What you have to do: Transcribe word for word the part of the passage on energy infrastructure below from "While green energy" to "needs until 2040.".

── Passage shown

As an environmental engineer who services the utilities industry, I have dedicated my career to improving the integrity of our energy infrastructure while cleaner energy sources continue to grow and meet our energy needs. Though I stand at the forefront of a monumental industry shift in this landscape, I am driven to question and find solutions to how we can ensure that our nation’s infrastructure stands robust and steadfast as we journey towards a greener future. The path ahead is not without its challenges, but the mission to provide reliable energy with massive emission reductions is paramount. There will still be some emissions but, hopefully, we can successfully adjust and rebuild our infrastructure to better harness and reuse fuels that would have otherwise been emitted into the atmosphere.

As an immigrant from Iran, I have a unique perspective on how other parts of the world live with regular brown-outs, limited energy access, and, as part of a normal existence, operate in the most environmentally wasteful and harmful ways. We, as Americans, do not have this kind of tolerance, yet do have ample financial resources, access and the ability to innovate new technologies and approaches that lead by example.

Over the last decade, the United States has witnessed an impressive increase in the adoption of renewable energy sources. Wind, solar, hydroelectric, and geothermal power have carved a significant niche in our energy mix. Though this is a giant leap forward and a testament to the collective desire to reduce emissions, increase efficiencies, and decarbonize energy to mitigate climate change, it is not (yet) enough.

While green energy innovation and building flourish, it’s crucial to remember that a substantial portion of our energy still hinges on an old and aging infrastructure. The growth of fossil fuel energy generation is slowing with renewable outpacing it, but coal, oil and natural gas will still be providing up to 77% of our energy needs until 2040.

With all the innovation, regulations, mandates, promises and financial commitments that are building a green infrastructure, we must confront a stark reality: the importance of maintaining and continuing to decarbonize our existing infrastructure is greater now than ever before.

Americans are rightly passionate about transitioning to cleaner energy sources, but this energy source needs to also be provided in an affordable and efficient manner. Even as we strive for renewables, our reliance on existing systems necessitates a dual approach — one that embraces green technology while shoring up the foundation that sustains us.

As leaders of businesses and organizations, we need to create ways to combine profitability with sustainability. Here are three suggestions:

• Every corporation must adjust its overall approach to catch up and establish its own environmental, sustainability and governance (ESG) commitments and mandates because if they don’t, there will likely come a time that their clients, customers, and/or consumers will go with other providers who do have such measures.

• Revamp business strategies from a new purview to make sustainability a revenue enabler as opposed to a cost center.

────
── Records

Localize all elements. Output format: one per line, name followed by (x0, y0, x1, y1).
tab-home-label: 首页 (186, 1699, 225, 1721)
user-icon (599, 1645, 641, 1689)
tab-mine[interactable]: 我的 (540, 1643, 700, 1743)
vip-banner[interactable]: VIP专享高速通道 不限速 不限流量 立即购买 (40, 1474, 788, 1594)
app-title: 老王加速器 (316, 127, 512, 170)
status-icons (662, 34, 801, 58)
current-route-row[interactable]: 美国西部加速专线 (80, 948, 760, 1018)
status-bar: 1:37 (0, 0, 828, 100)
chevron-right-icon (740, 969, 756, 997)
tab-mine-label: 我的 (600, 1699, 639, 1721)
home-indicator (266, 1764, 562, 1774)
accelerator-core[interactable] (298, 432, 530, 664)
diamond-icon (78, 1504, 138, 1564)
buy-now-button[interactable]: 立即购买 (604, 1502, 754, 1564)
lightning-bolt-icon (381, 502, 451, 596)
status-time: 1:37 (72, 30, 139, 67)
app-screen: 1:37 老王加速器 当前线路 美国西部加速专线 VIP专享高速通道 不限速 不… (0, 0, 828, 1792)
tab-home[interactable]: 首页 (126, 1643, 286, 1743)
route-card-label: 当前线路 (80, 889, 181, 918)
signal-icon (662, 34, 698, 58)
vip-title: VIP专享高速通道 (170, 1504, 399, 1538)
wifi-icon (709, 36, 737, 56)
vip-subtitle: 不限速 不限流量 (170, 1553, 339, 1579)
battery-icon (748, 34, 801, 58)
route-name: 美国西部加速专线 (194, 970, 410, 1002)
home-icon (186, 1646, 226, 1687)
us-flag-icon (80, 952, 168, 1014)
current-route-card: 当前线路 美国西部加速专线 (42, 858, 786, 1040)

────

Task solution:
While green energy innovation and building flourish, it’s crucial to remember that a substantial portion of our energy still hinges on an old and aging infrastructure. The growth of fossil fuel energy generation is slowing with renewable outpacing it, but coal, oil and natural gas will still be providing up to 77% of our energy needs until 2040.